The request
Give back the whole listing exactly as shown.

Material
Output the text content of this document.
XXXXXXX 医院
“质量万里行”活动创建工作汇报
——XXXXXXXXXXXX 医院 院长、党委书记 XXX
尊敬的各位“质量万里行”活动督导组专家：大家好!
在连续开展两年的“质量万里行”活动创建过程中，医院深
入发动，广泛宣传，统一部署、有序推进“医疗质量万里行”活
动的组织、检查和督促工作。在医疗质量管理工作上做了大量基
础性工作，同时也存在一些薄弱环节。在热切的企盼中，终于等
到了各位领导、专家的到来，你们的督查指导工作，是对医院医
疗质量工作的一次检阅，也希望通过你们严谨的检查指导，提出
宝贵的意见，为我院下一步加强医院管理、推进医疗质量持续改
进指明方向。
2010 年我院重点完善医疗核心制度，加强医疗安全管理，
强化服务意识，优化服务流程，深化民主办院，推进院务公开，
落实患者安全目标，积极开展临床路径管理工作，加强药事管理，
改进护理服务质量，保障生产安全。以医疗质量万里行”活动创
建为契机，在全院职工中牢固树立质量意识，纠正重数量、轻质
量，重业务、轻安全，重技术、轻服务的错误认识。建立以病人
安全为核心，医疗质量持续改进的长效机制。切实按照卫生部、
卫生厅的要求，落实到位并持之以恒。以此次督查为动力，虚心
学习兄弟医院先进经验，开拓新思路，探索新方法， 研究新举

Answer to the problem
Output the text content of this document.
XXXXXXX 医院
“质量万里行”活动创建工作汇报
——XXXXXXXXXXXX 医院 院长、党委书记 XXX
尊敬的各位“质量万里行”活动督导组专家：大家好!
在连续开展两年的“质量万里行”活动创建过程中，医院深
入发动，广泛宣传，统一部署、有序推进“医疗质量万里行”活
动的组织、检查和督促工作。在医疗质量管理工作上做了大量基
础性工作，同时也存在一些薄弱环节。在热切的企盼中，终于等
到了各位领导、专家的到来，你们的督查指导工作，是对医院医
疗质量工作的一次检阅，也希望通过你们严谨的检查指导，提出
宝贵的意见，为我院下一步加强医院管理、推进医疗质量持续改
进指明方向。
2010 年我院重点完善医疗核心制度，加强医疗安全管理，
强化服务意识，优化服务流程，深化民主办院，推进院务公开，
落实患者安全目标，积极开展临床路径管理工作，加强药事管理，
改进护理服务质量，保障生产安全。以医疗质量万里行”活动创
建为契机，在全院职工中牢固树立质量意识，纠正重数量、轻质
量，重业务、轻安全，重技术、轻服务的错误认识。建立以病人
安全为核心，医疗质量持续改进的长效机制。切实按照卫生部、
卫生厅的要求，落实到位并持之以恒。以此次督查为动力，虚心
学习兄弟医院先进经验，开拓新思路，探索新方法， 研究新举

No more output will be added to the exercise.